* PROVIDED RECORDS:
☆ ☆ ☆
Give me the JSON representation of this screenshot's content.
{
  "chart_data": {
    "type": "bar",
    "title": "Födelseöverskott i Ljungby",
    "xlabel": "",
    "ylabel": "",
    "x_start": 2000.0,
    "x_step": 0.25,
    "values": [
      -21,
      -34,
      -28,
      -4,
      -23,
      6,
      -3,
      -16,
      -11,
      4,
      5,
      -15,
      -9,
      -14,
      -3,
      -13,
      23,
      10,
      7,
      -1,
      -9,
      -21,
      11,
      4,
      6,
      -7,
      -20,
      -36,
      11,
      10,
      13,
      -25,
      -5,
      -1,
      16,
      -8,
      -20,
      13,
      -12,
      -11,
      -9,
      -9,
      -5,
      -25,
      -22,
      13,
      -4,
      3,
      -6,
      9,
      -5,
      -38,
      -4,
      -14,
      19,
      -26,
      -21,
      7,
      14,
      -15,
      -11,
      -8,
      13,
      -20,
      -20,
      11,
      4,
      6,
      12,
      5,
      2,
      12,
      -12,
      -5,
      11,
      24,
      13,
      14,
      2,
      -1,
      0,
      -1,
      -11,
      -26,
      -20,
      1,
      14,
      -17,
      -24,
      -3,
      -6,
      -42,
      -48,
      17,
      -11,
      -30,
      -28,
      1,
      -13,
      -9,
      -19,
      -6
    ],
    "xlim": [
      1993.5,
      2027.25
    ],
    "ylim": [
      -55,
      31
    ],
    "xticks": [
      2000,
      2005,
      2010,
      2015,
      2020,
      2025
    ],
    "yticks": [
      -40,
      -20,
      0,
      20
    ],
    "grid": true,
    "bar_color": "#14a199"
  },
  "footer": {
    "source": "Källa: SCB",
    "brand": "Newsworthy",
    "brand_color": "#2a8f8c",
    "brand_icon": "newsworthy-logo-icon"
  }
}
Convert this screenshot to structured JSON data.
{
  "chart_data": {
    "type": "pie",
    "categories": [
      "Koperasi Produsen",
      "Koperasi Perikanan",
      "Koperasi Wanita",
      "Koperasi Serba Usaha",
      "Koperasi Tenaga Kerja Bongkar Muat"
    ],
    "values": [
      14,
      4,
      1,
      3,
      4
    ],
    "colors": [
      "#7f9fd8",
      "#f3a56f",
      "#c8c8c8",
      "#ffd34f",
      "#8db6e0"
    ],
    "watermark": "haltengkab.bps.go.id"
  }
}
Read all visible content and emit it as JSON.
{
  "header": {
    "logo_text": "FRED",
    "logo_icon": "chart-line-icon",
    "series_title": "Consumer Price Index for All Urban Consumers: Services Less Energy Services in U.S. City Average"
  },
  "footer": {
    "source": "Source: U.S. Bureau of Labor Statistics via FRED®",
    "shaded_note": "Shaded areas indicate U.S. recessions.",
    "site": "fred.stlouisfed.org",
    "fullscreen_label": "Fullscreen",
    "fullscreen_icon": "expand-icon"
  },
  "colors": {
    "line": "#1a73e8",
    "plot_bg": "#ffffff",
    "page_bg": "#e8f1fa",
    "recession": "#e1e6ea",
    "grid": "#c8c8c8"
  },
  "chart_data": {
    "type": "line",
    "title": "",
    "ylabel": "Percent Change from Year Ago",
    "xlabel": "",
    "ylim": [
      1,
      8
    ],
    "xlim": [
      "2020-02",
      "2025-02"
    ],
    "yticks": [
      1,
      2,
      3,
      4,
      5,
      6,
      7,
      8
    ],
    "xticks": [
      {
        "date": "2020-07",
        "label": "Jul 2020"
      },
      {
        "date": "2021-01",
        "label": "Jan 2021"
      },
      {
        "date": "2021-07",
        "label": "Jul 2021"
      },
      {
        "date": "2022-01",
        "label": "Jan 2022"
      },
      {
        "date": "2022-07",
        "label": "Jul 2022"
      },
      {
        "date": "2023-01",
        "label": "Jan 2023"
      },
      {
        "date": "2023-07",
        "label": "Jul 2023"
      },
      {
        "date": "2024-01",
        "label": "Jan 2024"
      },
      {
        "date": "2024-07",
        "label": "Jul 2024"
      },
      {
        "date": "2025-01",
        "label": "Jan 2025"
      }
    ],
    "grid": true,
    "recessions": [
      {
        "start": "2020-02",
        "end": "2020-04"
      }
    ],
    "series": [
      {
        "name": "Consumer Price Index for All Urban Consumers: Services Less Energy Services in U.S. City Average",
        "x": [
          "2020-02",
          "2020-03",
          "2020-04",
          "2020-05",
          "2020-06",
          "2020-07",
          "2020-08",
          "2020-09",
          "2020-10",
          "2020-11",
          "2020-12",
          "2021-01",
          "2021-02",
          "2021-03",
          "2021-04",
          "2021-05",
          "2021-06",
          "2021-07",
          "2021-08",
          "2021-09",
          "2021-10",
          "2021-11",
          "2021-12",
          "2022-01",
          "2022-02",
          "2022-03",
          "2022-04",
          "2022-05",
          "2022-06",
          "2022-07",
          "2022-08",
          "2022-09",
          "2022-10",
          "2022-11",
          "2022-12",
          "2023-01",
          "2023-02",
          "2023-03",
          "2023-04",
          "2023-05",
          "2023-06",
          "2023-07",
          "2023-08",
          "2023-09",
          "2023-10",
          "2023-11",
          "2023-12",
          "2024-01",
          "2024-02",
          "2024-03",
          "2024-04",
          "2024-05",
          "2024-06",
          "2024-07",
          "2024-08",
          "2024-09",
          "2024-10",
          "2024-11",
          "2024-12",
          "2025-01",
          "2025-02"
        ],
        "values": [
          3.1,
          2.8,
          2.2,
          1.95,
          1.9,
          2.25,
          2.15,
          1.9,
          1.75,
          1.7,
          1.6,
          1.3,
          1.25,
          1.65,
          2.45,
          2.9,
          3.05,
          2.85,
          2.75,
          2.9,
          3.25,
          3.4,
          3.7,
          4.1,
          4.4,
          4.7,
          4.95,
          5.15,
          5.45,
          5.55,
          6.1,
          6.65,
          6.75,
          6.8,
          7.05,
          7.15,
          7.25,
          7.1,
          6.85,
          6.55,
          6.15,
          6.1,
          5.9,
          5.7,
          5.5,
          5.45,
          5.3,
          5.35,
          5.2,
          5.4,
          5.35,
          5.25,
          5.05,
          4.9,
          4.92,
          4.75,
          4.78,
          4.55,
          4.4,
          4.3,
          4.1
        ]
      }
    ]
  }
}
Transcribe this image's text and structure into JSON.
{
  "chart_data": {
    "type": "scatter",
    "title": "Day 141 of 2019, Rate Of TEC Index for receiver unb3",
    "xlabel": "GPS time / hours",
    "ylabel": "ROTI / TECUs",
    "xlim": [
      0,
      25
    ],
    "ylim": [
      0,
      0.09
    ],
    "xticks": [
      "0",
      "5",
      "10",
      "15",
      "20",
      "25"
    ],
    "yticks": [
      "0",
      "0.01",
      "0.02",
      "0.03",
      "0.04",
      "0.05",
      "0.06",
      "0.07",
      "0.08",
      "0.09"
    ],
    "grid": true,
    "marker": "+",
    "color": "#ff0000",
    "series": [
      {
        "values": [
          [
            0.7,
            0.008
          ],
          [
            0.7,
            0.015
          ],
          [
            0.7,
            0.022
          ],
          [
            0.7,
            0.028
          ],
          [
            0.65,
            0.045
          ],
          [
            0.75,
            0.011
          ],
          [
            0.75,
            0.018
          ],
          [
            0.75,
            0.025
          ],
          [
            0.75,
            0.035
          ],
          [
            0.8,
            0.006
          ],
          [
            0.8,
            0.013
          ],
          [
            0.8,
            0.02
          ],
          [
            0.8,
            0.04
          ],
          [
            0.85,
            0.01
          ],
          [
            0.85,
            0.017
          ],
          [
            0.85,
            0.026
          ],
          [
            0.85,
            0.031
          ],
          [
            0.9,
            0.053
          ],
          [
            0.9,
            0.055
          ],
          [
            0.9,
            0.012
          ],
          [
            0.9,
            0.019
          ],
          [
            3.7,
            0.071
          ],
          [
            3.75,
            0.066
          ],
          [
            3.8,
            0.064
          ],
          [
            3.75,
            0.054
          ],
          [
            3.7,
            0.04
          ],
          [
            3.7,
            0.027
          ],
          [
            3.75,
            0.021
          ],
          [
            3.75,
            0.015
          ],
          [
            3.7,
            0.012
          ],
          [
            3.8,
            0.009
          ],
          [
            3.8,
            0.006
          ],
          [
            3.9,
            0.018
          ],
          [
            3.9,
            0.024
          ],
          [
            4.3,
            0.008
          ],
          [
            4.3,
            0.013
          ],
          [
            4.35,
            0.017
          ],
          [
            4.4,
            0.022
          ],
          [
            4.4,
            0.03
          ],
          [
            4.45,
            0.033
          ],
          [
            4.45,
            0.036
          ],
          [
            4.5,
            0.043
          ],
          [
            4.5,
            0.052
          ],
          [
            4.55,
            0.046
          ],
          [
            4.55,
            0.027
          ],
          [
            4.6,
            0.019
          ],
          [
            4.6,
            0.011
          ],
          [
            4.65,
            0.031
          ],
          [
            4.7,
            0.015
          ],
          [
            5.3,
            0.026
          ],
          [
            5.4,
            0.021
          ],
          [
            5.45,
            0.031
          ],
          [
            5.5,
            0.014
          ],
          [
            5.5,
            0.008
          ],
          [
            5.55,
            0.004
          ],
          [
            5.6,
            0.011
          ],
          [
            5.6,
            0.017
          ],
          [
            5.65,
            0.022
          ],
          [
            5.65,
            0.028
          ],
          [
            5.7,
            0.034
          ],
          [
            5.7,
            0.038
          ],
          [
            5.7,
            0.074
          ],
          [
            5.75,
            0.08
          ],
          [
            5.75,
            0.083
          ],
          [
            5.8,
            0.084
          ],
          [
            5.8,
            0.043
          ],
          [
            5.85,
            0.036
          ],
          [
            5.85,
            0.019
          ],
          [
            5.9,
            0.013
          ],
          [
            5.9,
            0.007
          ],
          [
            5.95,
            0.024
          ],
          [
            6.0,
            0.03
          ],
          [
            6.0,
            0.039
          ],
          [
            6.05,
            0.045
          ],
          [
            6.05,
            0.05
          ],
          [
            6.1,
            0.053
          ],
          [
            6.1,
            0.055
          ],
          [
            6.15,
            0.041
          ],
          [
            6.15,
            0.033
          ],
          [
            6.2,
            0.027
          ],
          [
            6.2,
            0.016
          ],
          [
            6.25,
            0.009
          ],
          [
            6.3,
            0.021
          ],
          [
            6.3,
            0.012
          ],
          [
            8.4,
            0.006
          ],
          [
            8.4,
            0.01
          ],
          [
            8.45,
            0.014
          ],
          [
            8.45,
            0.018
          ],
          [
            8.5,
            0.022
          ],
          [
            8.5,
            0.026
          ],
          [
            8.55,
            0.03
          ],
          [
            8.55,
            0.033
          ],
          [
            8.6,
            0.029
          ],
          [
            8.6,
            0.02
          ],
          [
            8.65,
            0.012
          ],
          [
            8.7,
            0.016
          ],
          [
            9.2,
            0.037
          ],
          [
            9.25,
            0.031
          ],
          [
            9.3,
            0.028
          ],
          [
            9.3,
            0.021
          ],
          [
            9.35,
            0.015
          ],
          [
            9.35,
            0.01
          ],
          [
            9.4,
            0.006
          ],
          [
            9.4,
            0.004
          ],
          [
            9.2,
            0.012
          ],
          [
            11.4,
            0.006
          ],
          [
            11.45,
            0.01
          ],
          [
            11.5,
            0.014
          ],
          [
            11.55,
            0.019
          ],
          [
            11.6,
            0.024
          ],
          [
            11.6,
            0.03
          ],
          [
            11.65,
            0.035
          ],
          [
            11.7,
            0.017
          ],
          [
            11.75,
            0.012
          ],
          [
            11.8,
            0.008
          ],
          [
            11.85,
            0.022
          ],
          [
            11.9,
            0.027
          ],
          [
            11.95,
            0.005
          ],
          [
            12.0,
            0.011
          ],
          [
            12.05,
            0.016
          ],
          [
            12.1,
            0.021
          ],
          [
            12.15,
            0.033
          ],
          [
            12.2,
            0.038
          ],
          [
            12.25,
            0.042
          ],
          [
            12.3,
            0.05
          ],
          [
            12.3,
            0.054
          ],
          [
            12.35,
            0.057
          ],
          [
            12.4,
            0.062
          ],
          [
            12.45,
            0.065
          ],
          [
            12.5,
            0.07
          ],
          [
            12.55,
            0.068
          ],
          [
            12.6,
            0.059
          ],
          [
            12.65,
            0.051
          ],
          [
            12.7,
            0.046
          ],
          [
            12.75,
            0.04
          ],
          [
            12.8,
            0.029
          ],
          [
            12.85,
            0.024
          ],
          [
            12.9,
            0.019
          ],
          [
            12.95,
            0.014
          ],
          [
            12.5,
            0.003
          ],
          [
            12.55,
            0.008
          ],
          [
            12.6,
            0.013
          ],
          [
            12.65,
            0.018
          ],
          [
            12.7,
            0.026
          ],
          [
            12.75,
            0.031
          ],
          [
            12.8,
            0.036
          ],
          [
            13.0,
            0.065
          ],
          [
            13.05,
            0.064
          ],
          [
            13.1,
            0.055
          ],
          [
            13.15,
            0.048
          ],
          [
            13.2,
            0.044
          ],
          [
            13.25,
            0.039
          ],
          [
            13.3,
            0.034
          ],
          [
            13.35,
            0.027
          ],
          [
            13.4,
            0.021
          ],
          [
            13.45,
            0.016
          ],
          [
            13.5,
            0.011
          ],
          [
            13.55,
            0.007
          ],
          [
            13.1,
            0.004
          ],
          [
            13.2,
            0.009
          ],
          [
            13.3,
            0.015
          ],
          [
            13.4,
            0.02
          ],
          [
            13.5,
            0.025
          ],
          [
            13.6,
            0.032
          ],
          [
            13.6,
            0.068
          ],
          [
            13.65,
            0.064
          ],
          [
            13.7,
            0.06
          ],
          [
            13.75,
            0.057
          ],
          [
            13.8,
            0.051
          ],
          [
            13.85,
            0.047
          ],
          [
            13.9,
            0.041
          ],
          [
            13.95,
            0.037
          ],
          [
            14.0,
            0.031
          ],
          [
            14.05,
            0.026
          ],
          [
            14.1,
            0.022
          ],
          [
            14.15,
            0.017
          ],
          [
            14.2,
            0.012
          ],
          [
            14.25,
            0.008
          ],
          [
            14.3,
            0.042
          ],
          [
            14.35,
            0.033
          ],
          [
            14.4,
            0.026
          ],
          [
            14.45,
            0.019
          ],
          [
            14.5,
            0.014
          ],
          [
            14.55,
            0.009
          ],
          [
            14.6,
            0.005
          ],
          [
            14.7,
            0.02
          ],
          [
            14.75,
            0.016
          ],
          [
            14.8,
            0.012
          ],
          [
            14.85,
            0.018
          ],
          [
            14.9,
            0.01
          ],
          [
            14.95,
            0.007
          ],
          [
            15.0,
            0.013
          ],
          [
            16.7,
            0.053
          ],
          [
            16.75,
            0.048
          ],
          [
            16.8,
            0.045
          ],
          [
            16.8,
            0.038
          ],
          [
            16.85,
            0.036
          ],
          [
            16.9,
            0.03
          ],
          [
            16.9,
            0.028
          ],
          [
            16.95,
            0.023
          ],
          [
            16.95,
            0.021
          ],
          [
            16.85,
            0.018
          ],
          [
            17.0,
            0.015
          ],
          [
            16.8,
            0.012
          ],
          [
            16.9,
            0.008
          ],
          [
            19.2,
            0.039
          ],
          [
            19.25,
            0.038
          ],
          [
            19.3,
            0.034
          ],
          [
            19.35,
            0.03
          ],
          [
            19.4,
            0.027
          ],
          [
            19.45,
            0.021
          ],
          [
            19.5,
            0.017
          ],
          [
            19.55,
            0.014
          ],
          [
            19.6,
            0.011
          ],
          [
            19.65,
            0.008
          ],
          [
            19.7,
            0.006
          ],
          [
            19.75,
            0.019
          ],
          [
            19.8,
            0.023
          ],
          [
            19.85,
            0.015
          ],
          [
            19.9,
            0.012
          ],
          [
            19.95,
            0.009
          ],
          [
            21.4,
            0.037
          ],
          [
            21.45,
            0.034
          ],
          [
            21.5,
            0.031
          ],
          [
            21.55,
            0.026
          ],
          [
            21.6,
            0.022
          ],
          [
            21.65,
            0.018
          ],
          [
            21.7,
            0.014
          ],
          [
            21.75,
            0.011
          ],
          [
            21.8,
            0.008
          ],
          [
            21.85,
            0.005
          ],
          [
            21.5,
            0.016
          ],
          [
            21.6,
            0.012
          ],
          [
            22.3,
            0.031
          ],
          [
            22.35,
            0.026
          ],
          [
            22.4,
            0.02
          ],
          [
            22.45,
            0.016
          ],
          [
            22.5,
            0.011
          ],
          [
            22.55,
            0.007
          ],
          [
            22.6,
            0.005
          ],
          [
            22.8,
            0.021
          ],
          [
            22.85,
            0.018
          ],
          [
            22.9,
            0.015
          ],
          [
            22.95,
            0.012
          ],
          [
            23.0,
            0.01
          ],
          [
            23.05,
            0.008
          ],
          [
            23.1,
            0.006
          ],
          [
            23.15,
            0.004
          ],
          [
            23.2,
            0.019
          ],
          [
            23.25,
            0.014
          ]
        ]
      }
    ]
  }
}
☆ ☆ ☆
* PROBLEM DETAILS:
Pick out each line containing "Energy" and report it.

* FINISHED TASK:
    "series_title": "Consumer Price Index for All Urban Consumers: Services Less Energy Services in U.S. City Average"
        "name": "Consumer Price Index for All Urban Consumers: Services Less Energy Services in U.S. City Average",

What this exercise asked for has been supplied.